• **WRITTEN REQUEST**:
Repeat all of the data precisely.

========

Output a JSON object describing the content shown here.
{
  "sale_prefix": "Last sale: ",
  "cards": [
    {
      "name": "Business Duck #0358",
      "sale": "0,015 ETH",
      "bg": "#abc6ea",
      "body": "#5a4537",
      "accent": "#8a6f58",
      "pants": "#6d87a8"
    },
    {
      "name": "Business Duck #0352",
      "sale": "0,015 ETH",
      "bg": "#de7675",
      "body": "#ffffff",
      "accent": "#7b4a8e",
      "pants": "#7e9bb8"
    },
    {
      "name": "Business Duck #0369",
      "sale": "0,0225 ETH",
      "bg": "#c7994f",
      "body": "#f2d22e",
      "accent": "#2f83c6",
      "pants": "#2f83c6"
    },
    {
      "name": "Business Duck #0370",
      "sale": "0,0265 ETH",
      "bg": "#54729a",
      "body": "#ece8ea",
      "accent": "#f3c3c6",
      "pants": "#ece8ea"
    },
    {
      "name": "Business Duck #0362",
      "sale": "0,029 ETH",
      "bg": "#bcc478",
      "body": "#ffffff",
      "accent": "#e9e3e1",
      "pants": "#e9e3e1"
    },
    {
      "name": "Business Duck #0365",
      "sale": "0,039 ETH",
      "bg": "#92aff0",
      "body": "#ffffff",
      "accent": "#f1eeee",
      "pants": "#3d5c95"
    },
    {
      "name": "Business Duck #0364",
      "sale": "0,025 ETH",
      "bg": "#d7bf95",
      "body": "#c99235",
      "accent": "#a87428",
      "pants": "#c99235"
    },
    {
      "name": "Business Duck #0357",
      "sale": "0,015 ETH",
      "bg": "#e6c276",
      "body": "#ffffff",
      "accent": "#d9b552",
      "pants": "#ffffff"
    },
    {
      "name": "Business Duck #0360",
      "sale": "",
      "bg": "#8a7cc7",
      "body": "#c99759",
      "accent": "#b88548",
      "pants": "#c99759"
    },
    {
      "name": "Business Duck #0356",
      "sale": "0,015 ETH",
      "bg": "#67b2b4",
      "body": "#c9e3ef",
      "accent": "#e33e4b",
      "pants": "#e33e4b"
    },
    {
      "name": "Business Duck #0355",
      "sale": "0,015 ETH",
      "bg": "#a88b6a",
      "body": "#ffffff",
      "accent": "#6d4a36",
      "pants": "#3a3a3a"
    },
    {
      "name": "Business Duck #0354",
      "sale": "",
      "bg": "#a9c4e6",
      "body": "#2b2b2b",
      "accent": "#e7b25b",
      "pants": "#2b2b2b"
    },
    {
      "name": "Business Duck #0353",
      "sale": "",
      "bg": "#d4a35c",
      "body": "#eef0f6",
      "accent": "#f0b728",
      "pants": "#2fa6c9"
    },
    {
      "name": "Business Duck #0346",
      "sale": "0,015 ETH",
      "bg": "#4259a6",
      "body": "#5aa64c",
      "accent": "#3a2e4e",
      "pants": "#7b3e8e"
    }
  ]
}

========

• **THE REPLY**:
Output a JSON object describing the content shown here.
{
  "sale_prefix": "Last sale: ",
  "cards": [
    {
      "name": "Business Duck #0358",
      "sale": "0,015 ETH",
      "bg": "#abc6ea",
      "body": "#5a4537",
      "accent": "#8a6f58",
      "pants": "#6d87a8"
    },
    {
      "name": "Business Duck #0352",
      "sale": "0,015 ETH",
      "bg": "#de7675",
      "body": "#ffffff",
      "accent": "#7b4a8e",
      "pants": "#7e9bb8"
    },
    {
      "name": "Business Duck #0369",
      "sale": "0,0225 ETH",
      "bg": "#c7994f",
      "body": "#f2d22e",
      "accent": "#2f83c6",
      "pants": "#2f83c6"
    },
    {
      "name": "Business Duck #0370",
      "sale": "0,0265 ETH",
      "bg": "#54729a",
      "body": "#ece8ea",
      "accent": "#f3c3c6",
      "pants": "#ece8ea"
    },
    {
      "name": "Business Duck #0362",
      "sale": "0,029 ETH",
      "bg": "#bcc478",
      "body": "#ffffff",
      "accent": "#e9e3e1",
      "pants": "#e9e3e1"
    },
    {
      "name": "Business Duck #0365",
      "sale": "0,039 ETH",
      "bg": "#92aff0",
      "body": "#ffffff",
      "accent": "#f1eeee",
      "pants": "#3d5c95"
    },
    {
      "name": "Business Duck #0364",
      "sale": "0,025 ETH",
      "bg": "#d7bf95",
      "body": "#c99235",
      "accent": "#a87428",
      "pants": "#c99235"
    },
    {
      "name": "Business Duck #0357",
      "sale": "0,015 ETH",
      "bg": "#e6c276",
      "body": "#ffffff",
      "accent": "#d9b552",
      "pants": "#ffffff"
    },
    {
      "name": "Business Duck #0360",
      "sale": "",
      "bg": "#8a7cc7",
      "body": "#c99759",
      "accent": "#b88548",
      "pants": "#c99759"
    },
    {
      "name": "Business Duck #0356",
      "sale": "0,015 ETH",
      "bg": "#67b2b4",
      "body": "#c9e3ef",
      "accent": "#e33e4b",
      "pants": "#e33e4b"
    },
    {
      "name": "Business Duck #0355",
      "sale": "0,015 ETH",
      "bg": "#a88b6a",
      "body": "#ffffff",
      "accent": "#6d4a36",
      "pants": "#3a3a3a"
    },
    {
      "name": "Business Duck #0354",
      "sale": "",
      "bg": "#a9c4e6",
      "body": "#2b2b2b",
      "accent": "#e7b25b",
      "pants": "#2b2b2b"
    },
    {
      "name": "Business Duck #0353",
      "sale": "",
      "bg": "#d4a35c",
      "body": "#eef0f6",
      "accent": "#f0b728",
      "pants": "#2fa6c9"
    },
    {
      "name": "Business Duck #0346",
      "sale": "0,015 ETH",
      "bg": "#4259a6",
      "body": "#5aa64c",
      "accent": "#3a2e4e",
      "pants": "#7b3e8e"
    }
  ]
}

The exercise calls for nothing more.